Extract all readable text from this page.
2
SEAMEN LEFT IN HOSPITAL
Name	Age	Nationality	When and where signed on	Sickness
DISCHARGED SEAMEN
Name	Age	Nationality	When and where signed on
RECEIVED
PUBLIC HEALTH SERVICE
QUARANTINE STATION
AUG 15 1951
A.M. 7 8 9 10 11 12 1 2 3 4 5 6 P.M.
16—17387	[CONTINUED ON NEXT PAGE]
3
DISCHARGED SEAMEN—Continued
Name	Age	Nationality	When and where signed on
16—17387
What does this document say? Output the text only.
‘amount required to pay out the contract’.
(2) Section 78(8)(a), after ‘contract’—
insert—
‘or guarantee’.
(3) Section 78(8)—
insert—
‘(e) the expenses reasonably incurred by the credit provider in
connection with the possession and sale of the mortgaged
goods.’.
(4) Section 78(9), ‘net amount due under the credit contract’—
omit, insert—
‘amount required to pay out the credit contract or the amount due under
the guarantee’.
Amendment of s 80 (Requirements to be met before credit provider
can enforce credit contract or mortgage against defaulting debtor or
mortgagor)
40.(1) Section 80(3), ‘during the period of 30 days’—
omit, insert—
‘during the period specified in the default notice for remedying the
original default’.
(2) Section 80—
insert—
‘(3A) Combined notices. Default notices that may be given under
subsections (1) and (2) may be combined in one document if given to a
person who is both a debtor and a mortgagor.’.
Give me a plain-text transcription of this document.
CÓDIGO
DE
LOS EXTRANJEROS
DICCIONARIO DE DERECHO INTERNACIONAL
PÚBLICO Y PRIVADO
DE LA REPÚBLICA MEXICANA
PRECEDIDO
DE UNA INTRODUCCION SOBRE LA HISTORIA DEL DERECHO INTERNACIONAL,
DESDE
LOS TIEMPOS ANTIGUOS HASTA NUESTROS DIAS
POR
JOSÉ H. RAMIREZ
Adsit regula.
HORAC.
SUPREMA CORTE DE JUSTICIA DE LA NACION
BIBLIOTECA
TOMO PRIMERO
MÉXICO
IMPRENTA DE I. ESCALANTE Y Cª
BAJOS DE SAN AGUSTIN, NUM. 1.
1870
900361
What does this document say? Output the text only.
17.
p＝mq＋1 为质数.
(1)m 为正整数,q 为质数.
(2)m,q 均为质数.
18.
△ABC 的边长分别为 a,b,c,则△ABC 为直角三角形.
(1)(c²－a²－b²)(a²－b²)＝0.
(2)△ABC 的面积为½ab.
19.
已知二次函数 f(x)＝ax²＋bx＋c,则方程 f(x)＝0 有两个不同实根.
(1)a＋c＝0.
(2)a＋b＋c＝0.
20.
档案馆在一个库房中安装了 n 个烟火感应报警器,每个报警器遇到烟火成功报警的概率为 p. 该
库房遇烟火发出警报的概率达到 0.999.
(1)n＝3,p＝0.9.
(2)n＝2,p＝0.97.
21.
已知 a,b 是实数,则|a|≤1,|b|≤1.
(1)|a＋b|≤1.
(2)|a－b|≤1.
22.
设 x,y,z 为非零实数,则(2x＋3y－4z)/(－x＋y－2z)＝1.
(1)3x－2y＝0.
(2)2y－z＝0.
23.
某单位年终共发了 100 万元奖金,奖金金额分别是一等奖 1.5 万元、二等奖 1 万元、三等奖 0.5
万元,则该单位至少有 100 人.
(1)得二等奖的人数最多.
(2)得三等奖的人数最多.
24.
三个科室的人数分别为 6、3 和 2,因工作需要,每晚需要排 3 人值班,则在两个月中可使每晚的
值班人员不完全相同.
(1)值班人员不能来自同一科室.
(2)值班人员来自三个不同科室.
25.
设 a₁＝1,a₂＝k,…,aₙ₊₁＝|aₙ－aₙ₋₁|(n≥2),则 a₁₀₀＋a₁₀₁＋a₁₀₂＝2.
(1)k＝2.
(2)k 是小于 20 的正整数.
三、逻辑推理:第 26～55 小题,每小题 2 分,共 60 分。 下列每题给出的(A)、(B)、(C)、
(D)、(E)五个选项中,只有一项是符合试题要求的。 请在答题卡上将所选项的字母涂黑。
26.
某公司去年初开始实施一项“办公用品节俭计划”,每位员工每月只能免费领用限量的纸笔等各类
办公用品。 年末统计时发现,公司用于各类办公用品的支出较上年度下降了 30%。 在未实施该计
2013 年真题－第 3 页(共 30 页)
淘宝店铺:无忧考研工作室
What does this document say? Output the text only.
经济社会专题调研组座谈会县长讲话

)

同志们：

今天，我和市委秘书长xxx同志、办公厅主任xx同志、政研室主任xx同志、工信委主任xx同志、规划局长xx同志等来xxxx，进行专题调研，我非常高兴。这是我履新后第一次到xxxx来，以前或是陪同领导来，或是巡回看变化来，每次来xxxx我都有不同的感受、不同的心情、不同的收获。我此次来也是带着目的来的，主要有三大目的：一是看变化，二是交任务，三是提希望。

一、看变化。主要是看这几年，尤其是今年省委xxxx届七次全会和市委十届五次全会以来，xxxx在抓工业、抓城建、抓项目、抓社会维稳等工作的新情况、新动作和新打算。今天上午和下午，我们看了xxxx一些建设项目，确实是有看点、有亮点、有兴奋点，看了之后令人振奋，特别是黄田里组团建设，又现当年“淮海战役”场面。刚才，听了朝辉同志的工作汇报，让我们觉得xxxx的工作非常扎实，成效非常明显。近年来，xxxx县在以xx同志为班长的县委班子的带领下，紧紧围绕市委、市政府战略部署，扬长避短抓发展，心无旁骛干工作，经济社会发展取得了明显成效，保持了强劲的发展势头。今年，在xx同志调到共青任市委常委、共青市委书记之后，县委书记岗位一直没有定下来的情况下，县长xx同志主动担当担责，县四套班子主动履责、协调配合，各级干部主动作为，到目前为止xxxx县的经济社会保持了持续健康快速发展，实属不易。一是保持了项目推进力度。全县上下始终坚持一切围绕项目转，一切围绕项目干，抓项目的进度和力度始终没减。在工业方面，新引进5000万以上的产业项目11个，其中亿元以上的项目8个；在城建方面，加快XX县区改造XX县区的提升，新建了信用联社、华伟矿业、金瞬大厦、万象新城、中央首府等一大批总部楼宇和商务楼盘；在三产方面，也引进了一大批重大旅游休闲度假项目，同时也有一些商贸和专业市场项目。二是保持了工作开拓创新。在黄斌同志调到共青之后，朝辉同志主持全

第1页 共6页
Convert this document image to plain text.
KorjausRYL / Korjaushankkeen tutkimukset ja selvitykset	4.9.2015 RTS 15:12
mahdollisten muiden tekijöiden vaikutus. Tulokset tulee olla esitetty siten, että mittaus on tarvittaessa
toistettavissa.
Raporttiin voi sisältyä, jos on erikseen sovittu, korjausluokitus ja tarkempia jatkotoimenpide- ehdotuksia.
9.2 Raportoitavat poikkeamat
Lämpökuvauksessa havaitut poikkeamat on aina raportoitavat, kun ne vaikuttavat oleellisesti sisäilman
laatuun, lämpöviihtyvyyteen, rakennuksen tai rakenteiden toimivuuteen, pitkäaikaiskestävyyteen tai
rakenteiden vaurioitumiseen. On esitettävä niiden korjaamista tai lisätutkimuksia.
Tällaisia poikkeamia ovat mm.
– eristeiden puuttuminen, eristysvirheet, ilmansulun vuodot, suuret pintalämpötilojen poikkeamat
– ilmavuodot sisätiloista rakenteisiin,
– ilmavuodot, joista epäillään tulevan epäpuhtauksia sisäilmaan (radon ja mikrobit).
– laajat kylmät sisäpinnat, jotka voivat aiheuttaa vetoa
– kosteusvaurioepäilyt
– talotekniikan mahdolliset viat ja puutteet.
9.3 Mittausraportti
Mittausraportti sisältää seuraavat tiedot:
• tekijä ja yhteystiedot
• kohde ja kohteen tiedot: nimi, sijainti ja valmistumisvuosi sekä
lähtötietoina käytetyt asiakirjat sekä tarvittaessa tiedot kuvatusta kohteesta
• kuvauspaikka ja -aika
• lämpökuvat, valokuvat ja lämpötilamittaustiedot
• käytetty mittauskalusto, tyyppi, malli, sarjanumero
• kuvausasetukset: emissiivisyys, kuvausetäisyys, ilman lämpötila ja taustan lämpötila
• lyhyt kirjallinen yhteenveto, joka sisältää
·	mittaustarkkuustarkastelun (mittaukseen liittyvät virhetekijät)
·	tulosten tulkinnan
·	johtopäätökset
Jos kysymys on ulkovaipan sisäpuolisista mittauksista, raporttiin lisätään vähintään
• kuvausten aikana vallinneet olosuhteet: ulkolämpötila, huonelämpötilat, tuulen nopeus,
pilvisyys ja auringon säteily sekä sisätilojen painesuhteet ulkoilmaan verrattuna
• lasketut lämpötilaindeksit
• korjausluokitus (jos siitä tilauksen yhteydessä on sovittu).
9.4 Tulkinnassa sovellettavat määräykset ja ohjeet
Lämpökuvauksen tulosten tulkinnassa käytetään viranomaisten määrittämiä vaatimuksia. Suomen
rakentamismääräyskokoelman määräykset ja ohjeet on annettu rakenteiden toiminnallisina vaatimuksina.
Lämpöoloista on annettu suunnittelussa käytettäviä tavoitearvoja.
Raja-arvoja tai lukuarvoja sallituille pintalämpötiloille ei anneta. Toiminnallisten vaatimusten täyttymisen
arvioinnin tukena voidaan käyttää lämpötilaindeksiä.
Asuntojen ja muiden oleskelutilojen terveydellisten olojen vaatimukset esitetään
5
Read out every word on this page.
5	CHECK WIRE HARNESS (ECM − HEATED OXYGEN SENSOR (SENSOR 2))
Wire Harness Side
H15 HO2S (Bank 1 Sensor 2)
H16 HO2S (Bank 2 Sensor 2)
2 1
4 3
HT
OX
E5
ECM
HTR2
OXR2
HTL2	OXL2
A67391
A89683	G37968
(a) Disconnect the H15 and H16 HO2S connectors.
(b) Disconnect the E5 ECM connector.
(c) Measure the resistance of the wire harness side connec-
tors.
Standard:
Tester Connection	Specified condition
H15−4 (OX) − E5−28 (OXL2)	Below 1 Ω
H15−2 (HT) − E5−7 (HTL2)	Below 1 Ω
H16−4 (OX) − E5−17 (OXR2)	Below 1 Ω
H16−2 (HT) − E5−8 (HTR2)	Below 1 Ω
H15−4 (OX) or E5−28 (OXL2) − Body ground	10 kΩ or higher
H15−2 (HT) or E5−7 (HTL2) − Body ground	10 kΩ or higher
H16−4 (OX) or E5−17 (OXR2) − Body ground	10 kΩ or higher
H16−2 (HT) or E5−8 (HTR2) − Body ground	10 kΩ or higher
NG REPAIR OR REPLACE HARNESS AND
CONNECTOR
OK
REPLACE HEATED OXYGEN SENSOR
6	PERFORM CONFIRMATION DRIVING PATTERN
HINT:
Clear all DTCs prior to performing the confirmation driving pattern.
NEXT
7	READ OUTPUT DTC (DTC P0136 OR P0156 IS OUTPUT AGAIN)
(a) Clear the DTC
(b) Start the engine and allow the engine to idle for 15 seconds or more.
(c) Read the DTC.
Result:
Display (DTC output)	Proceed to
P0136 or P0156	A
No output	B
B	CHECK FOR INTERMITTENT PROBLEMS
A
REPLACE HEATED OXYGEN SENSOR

What you will do> Where a line in the material contains "required", copy that line.

Result of the exercise>
‘amount required to pay out the contract’.
‘amount required to pay out the credit contract or the amount due under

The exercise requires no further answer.